- EXERCISE DATA -
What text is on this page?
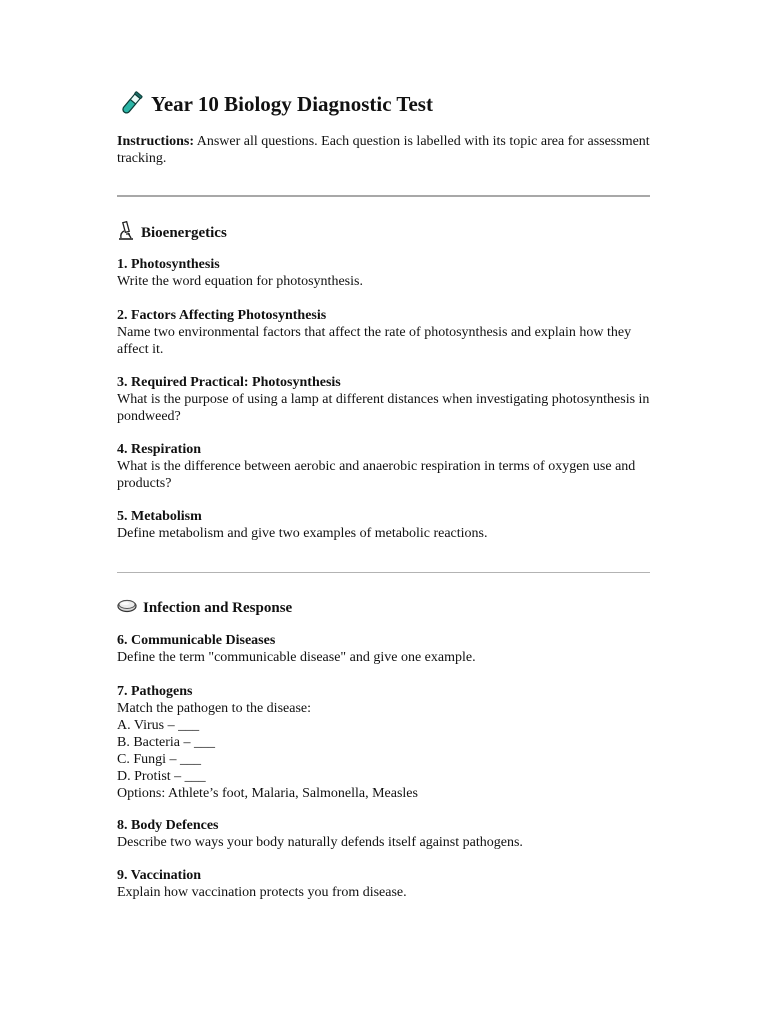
Year 10 Biology Diagnostic Test
Instructions: Answer all questions. Each question is labelled with its topic area for assessment tracking.
Bioenergetics
1. Photosynthesis
Write the word equation for photosynthesis.
2. Factors Affecting Photosynthesis
Name two environmental factors that affect the rate of photosynthesis and explain how they affect it.
3. Required Practical: Photosynthesis
What is the purpose of using a lamp at different distances when investigating photosynthesis in pondweed?
4. Respiration
What is the difference between aerobic and anaerobic respiration in terms of oxygen use and products?
5. Metabolism
Define metabolism and give two examples of metabolic reactions.
Infection and Response
6. Communicable Diseases
Define the term "communicable disease" and give one example.
7. Pathogens
Match the pathogen to the disease:
A. Virus – ___
B. Bacteria – ___
C. Fungi – ___
D. Protist – ___
Options: Athlete’s foot, Malaria, Salmonella, Measles
8. Body Defences
Describe two ways your body naturally defends itself against pathogens.
9. Vaccination
Explain how vaccination protects you from disease.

- DESCRIPTION OF THE TASK -
Write out the listing above exactly, images omitted.

- TASK RESPONSE -
What text is on this page?
Year 10 Biology Diagnostic Test
Instructions: Answer all questions. Each question is labelled with its topic area for assessment tracking.
Bioenergetics
1. Photosynthesis
Write the word equation for photosynthesis.
2. Factors Affecting Photosynthesis
Name two environmental factors that affect the rate of photosynthesis and explain how they affect it.
3. Required Practical: Photosynthesis
What is the purpose of using a lamp at different distances when investigating photosynthesis in pondweed?
4. Respiration
What is the difference between aerobic and anaerobic respiration in terms of oxygen use and products?
5. Metabolism
Define metabolism and give two examples of metabolic reactions.
Infection and Response
6. Communicable Diseases
Define the term "communicable disease" and give one example.
7. Pathogens
Match the pathogen to the disease:
A. Virus – ___
B. Bacteria – ___
C. Fungi – ___
D. Protist – ___
Options: Athlete’s foot, Malaria, Salmonella, Measles
8. Body Defences
Describe two ways your body naturally defends itself against pathogens.
9. Vaccination
Explain how vaccination protects you from disease.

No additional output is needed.